# DATA EXTRACT:
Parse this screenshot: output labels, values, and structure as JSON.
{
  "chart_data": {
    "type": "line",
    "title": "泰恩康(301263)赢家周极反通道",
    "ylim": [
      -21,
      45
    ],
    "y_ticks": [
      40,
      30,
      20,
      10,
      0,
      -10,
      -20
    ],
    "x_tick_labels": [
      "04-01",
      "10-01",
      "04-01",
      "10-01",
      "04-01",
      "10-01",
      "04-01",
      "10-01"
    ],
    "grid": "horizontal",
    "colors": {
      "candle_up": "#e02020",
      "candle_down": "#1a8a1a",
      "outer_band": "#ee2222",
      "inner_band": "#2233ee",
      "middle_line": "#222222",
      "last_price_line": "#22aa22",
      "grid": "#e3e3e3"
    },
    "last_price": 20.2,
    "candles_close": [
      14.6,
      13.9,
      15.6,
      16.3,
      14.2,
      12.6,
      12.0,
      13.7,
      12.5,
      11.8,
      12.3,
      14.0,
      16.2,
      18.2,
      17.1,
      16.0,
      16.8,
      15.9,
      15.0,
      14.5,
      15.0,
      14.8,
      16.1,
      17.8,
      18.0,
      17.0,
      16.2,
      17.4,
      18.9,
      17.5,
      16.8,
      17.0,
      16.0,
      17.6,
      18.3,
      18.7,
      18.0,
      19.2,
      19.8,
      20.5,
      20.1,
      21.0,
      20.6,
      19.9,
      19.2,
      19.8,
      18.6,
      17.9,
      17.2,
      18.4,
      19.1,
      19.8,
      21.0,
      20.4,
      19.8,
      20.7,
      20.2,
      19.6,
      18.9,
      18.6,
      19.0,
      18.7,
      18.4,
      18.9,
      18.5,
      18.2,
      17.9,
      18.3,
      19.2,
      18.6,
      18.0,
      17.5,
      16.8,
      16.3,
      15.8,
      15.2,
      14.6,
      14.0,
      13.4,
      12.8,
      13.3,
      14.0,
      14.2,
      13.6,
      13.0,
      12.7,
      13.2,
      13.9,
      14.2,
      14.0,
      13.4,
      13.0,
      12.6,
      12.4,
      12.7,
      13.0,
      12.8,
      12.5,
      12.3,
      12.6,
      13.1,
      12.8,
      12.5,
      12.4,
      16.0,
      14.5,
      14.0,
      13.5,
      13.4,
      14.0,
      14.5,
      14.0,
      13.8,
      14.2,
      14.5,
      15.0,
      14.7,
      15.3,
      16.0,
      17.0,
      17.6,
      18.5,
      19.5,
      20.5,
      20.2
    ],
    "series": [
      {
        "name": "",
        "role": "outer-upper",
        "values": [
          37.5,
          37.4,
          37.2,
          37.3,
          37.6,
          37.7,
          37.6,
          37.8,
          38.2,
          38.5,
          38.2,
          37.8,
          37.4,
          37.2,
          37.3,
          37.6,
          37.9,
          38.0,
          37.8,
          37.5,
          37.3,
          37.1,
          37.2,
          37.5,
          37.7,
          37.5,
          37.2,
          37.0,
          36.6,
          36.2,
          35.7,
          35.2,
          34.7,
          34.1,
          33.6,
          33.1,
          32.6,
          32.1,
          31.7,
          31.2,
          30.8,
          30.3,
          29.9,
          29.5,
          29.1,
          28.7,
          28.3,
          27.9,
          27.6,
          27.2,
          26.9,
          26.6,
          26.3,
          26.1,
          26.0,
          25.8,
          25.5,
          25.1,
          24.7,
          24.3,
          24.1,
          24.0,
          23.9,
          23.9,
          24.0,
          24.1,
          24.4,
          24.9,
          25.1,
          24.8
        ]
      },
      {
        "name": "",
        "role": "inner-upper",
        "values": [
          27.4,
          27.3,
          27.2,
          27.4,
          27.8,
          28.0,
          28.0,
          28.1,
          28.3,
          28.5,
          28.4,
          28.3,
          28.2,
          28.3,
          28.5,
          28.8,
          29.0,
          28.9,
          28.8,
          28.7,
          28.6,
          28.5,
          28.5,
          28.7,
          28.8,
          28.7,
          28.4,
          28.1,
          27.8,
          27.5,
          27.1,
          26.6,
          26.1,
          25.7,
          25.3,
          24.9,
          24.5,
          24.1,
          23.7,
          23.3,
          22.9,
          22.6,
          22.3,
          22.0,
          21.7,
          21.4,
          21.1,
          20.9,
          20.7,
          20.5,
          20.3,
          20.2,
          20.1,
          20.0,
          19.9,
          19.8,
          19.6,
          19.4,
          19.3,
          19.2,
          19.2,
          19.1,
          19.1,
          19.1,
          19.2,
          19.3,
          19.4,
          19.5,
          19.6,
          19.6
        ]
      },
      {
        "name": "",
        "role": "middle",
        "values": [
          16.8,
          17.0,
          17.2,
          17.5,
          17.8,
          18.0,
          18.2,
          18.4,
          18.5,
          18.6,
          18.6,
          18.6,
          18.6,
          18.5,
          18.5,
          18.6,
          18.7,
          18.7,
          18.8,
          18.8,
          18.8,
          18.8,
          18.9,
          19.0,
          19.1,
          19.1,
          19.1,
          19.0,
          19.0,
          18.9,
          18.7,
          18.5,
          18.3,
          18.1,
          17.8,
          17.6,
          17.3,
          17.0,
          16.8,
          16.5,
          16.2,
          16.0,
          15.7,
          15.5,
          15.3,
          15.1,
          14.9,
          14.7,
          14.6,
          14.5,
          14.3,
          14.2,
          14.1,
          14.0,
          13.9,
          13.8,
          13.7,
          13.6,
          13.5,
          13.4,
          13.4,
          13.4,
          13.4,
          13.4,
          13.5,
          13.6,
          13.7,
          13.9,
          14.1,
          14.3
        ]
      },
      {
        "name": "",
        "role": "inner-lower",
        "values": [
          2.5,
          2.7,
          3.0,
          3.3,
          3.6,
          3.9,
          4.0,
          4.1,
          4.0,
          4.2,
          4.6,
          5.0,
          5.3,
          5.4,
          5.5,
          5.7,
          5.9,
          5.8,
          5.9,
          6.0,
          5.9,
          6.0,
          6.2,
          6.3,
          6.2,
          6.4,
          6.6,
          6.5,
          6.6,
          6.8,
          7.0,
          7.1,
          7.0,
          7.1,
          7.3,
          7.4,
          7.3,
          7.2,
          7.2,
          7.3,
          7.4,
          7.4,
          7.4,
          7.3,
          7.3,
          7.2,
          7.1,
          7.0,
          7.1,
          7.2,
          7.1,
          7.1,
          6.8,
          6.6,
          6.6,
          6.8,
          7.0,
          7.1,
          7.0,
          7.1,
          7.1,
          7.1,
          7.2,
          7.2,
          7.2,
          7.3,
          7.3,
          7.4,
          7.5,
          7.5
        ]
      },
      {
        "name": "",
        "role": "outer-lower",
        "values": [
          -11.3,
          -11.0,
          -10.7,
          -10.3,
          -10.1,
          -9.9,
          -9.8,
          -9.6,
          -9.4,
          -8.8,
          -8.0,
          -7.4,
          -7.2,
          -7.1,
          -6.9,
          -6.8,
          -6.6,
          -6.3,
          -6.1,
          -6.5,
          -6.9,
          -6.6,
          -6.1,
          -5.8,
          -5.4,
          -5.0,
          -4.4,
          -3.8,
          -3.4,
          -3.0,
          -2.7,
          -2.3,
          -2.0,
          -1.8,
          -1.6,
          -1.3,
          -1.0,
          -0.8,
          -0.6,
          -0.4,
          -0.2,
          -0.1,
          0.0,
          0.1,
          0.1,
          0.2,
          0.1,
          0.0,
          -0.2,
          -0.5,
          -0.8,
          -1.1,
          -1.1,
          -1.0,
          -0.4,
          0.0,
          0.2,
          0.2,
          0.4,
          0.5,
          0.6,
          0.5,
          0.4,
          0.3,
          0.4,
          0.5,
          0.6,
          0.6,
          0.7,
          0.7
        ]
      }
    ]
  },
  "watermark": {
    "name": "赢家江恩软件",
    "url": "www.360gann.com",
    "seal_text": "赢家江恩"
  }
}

# WORK TO BE COMPLETED:
Output all of the data again, exactly.

# EXERCISE RESPONSE:
Parse this screenshot: output labels, values, and structure as JSON.
{
  "chart_data": {
    "type": "line",
    "title": "泰恩康(301263)赢家周极反通道",
    "ylim": [
      -21,
      45
    ],
    "y_ticks": [
      40,
      30,
      20,
      10,
      0,
      -10,
      -20
    ],
    "x_tick_labels": [
      "04-01",
      "10-01",
      "04-01",
      "10-01",
      "04-01",
      "10-01",
      "04-01",
      "10-01"
    ],
    "grid": "horizontal",
    "colors": {
      "candle_up": "#e02020",
      "candle_down": "#1a8a1a",
      "outer_band": "#ee2222",
      "inner_band": "#2233ee",
      "middle_line": "#222222",
      "last_price_line": "#22aa22",
      "grid": "#e3e3e3"
    },
    "last_price": 20.2,
    "candles_close": [
      14.6,
      13.9,
      15.6,
      16.3,
      14.2,
      12.6,
      12.0,
      13.7,
      12.5,
      11.8,
      12.3,
      14.0,
      16.2,
      18.2,
      17.1,
      16.0,
      16.8,
      15.9,
      15.0,
      14.5,
      15.0,
      14.8,
      16.1,
      17.8,
      18.0,
      17.0,
      16.2,
      17.4,
      18.9,
      17.5,
      16.8,
      17.0,
      16.0,
      17.6,
      18.3,
      18.7,
      18.0,
      19.2,
      19.8,
      20.5,
      20.1,
      21.0,
      20.6,
      19.9,
      19.2,
      19.8,
      18.6,
      17.9,
      17.2,
      18.4,
      19.1,
      19.8,
      21.0,
      20.4,
      19.8,
      20.7,
      20.2,
      19.6,
      18.9,
      18.6,
      19.0,
      18.7,
      18.4,
      18.9,
      18.5,
      18.2,
      17.9,
      18.3,
      19.2,
      18.6,
      18.0,
      17.5,
      16.8,
      16.3,
      15.8,
      15.2,
      14.6,
      14.0,
      13.4,
      12.8,
      13.3,
      14.0,
      14.2,
      13.6,
      13.0,
      12.7,
      13.2,
      13.9,
      14.2,
      14.0,
      13.4,
      13.0,
      12.6,
      12.4,
      12.7,
      13.0,
      12.8,
      12.5,
      12.3,
      12.6,
      13.1,
      12.8,
      12.5,
      12.4,
      16.0,
      14.5,
      14.0,
      13.5,
      13.4,
      14.0,
      14.5,
      14.0,
      13.8,
      14.2,
      14.5,
      15.0,
      14.7,
      15.3,
      16.0,
      17.0,
      17.6,
      18.5,
      19.5,
      20.5,
      20.2
    ],
    "series": [
      {
        "name": "",
        "role": "outer-upper",
        "values": [
          37.5,
          37.4,
          37.2,
          37.3,
          37.6,
          37.7,
          37.6,
          37.8,
          38.2,
          38.5,
          38.2,
          37.8,
          37.4,
          37.2,
          37.3,
          37.6,
          37.9,
          38.0,
          37.8,
          37.5,
          37.3,
          37.1,
          37.2,
          37.5,
          37.7,
          37.5,
          37.2,
          37.0,
          36.6,
          36.2,
          35.7,
          35.2,
          34.7,
          34.1,
          33.6,
          33.1,
          32.6,
          32.1,
          31.7,
          31.2,
          30.8,
          30.3,
          29.9,
          29.5,
          29.1,
          28.7,
          28.3,
          27.9,
          27.6,
          27.2,
          26.9,
          26.6,
          26.3,
          26.1,
          26.0,
          25.8,
          25.5,
          25.1,
          24.7,
          24.3,
          24.1,
          24.0,
          23.9,
          23.9,
          24.0,
          24.1,
          24.4,
          24.9,
          25.1,
          24.8
        ]
      },
      {
        "name": "",
        "role": "inner-upper",
        "values": [
          27.4,
          27.3,
          27.2,
          27.4,
          27.8,
          28.0,
          28.0,
          28.1,
          28.3,
          28.5,
          28.4,
          28.3,
          28.2,
          28.3,
          28.5,
          28.8,
          29.0,
          28.9,
          28.8,
          28.7,
          28.6,
          28.5,
          28.5,
          28.7,
          28.8,
          28.7,
          28.4,
          28.1,
          27.8,
          27.5,
          27.1,
          26.6,
          26.1,
          25.7,
          25.3,
          24.9,
          24.5,
          24.1,
          23.7,
          23.3,
          22.9,
          22.6,
          22.3,
          22.0,
          21.7,
          21.4,
          21.1,
          20.9,
          20.7,
          20.5,
          20.3,
          20.2,
          20.1,
          20.0,
          19.9,
          19.8,
          19.6,
          19.4,
          19.3,
          19.2,
          19.2,
          19.1,
          19.1,
          19.1,
          19.2,
          19.3,
          19.4,
          19.5,
          19.6,
          19.6
        ]
      },
      {
        "name": "",
        "role": "middle",
        "values": [
          16.8,
          17.0,
          17.2,
          17.5,
          17.8,
          18.0,
          18.2,
          18.4,
          18.5,
          18.6,
          18.6,
          18.6,
          18.6,
          18.5,
          18.5,
          18.6,
          18.7,
          18.7,
          18.8,
          18.8,
          18.8,
          18.8,
          18.9,
          19.0,
          19.1,
          19.1,
          19.1,
          19.0,
          19.0,
          18.9,
          18.7,
          18.5,
          18.3,
          18.1,
          17.8,
          17.6,
          17.3,
          17.0,
          16.8,
          16.5,
          16.2,
          16.0,
          15.7,
          15.5,
          15.3,
          15.1,
          14.9,
          14.7,
          14.6,
          14.5,
          14.3,
          14.2,
          14.1,
          14.0,
          13.9,
          13.8,
          13.7,
          13.6,
          13.5,
          13.4,
          13.4,
          13.4,
          13.4,
          13.4,
          13.5,
          13.6,
          13.7,
          13.9,
          14.1,
          14.3
        ]
      },
      {
        "name": "",
        "role": "inner-lower",
        "values": [
          2.5,
          2.7,
          3.0,
          3.3,
          3.6,
          3.9,
          4.0,
          4.1,
          4.0,
          4.2,
          4.6,
          5.0,
          5.3,
          5.4,
          5.5,
          5.7,
          5.9,
          5.8,
          5.9,
          6.0,
          5.9,
          6.0,
          6.2,
          6.3,
          6.2,
          6.4,
          6.6,
          6.5,
          6.6,
          6.8,
          7.0,
          7.1,
          7.0,
          7.1,
          7.3,
          7.4,
          7.3,
          7.2,
          7.2,
          7.3,
          7.4,
          7.4,
          7.4,
          7.3,
          7.3,
          7.2,
          7.1,
          7.0,
          7.1,
          7.2,
          7.1,
          7.1,
          6.8,
          6.6,
          6.6,
          6.8,
          7.0,
          7.1,
          7.0,
          7.1,
          7.1,
          7.1,
          7.2,
          7.2,
          7.2,
          7.3,
          7.3,
          7.4,
          7.5,
          7.5
        ]
      },
      {
        "name": "",
        "role": "outer-lower",
        "values": [
          -11.3,
          -11.0,
          -10.7,
          -10.3,
          -10.1,
          -9.9,
          -9.8,
          -9.6,
          -9.4,
          -8.8,
          -8.0,
          -7.4,
          -7.2,
          -7.1,
          -6.9,
          -6.8,
          -6.6,
          -6.3,
          -6.1,
          -6.5,
          -6.9,
          -6.6,
          -6.1,
          -5.8,
          -5.4,
          -5.0,
          -4.4,
          -3.8,
          -3.4,
          -3.0,
          -2.7,
          -2.3,
          -2.0,
          -1.8,
          -1.6,
          -1.3,
          -1.0,
          -0.8,
          -0.6,
          -0.4,
          -0.2,
          -0.1,
          0.0,
          0.1,
          0.1,
          0.2,
          0.1,
          0.0,
          -0.2,
          -0.5,
          -0.8,
          -1.1,
          -1.1,
          -1.0,
          -0.4,
          0.0,
          0.2,
          0.2,
          0.4,
          0.5,
          0.6,
          0.5,
          0.4,
          0.3,
          0.4,
          0.5,
          0.6,
          0.6,
          0.7,
          0.7
        ]
      }
    ]
  },
  "watermark": {
    "name": "赢家江恩软件",
    "url": "www.360gann.com",
    "seal_text": "赢家江恩"
  }
}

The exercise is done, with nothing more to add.